Copy out all of the material exactly.

Entries with figure data:
_ _ _ _

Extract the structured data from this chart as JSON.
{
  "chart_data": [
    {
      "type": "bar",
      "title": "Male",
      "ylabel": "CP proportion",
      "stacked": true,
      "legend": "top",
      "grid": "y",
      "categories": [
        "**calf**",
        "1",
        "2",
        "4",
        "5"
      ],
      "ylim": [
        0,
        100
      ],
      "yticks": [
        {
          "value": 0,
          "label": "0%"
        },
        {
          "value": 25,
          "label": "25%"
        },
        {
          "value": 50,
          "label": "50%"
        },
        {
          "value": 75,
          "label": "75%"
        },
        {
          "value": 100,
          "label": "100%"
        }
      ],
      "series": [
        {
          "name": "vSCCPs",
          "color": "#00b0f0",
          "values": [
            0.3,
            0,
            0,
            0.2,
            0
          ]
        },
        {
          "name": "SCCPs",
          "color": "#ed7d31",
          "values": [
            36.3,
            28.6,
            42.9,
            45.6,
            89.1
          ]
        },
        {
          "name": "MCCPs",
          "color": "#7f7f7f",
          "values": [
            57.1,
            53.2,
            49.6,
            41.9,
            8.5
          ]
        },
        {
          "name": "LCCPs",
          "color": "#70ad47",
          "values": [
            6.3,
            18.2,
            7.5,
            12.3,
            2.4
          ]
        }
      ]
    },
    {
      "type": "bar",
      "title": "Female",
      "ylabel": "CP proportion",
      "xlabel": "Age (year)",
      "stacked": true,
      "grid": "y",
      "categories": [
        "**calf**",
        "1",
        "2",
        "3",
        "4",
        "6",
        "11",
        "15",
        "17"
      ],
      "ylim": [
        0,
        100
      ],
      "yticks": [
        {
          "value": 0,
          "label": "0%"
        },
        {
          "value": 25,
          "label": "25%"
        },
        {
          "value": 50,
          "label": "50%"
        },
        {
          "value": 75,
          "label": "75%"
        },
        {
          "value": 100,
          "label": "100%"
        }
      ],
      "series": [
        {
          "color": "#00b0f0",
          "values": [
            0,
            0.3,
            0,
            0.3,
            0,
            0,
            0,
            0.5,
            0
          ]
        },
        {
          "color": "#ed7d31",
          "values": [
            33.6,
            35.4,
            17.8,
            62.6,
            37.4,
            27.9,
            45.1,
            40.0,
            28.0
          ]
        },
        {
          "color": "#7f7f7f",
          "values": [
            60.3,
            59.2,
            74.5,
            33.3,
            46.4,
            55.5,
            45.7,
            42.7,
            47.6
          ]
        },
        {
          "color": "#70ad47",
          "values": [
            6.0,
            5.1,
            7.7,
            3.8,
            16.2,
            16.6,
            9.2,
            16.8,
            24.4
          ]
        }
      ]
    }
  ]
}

_ _ _ _

→ Task answer:
Extract the structured data from this chart as JSON.
{
  "chart_data": [
    {
      "type": "bar",
      "title": "Male",
      "ylabel": "CP proportion",
      "stacked": true,
      "legend": "top",
      "grid": "y",
      "categories": [
        "**calf**",
        "1",
        "2",
        "4",
        "5"
      ],
      "ylim": [
        0,
        100
      ],
      "yticks": [
        {
          "value": 0,
          "label": "0%"
        },
        {
          "value": 25,
          "label": "25%"
        },
        {
          "value": 50,
          "label": "50%"
        },
        {
          "value": 75,
          "label": "75%"
        },
        {
          "value": 100,
          "label": "100%"
        }
      ],
      "series": [
        {
          "name": "vSCCPs",
          "color": "#00b0f0",
          "values": [
            0.3,
            0,
            0,
            0.2,
            0
          ]
        },
        {
          "name": "SCCPs",
          "color": "#ed7d31",
          "values": [
            36.3,
            28.6,
            42.9,
            45.6,
            89.1
          ]
        },
        {
          "name": "MCCPs",
          "color": "#7f7f7f",
          "values": [
            57.1,
            53.2,
            49.6,
            41.9,
            8.5
          ]
        },
        {
          "name": "LCCPs",
          "color": "#70ad47",
          "values": [
            6.3,
            18.2,
            7.5,
            12.3,
            2.4
          ]
        }
      ]
    },
    {
      "type": "bar",
      "title": "Female",
      "ylabel": "CP proportion",
      "xlabel": "Age (year)",
      "stacked": true,
      "grid": "y",
      "categories": [
        "**calf**",
        "1",
        "2",
        "3",
        "4",
        "6",
        "11",
        "15",
        "17"
      ],
      "ylim": [
        0,
        100
      ],
      "yticks": [
        {
          "value": 0,
          "label": "0%"
        },
        {
          "value": 25,
          "label": "25%"
        },
        {
          "value": 50,
          "label": "50%"
        },
        {
          "value": 75,
          "label": "75%"
        },
        {
          "value": 100,
          "label": "100%"
        }
      ],
      "series": [
        {
          "color": "#00b0f0",
          "values": [
            0,
            0.3,
            0,
            0.3,
            0,
            0,
            0,
            0.5,
            0
          ]
        },
        {
          "color": "#ed7d31",
          "values": [
            33.6,
            35.4,
            17.8,
            62.6,
            37.4,
            27.9,
            45.1,
            40.0,
            28.0
          ]
        },
        {
          "color": "#7f7f7f",
          "values": [
            60.3,
            59.2,
            74.5,
            33.3,
            46.4,
            55.5,
            45.7,
            42.7,
            47.6
          ]
        },
        {
          "color": "#70ad47",
          "values": [
            6.0,
            5.1,
            7.7,
            3.8,
            16.2,
            16.6,
            9.2,
            16.8,
            24.4
          ]
        }
      ]
    }
  ]
}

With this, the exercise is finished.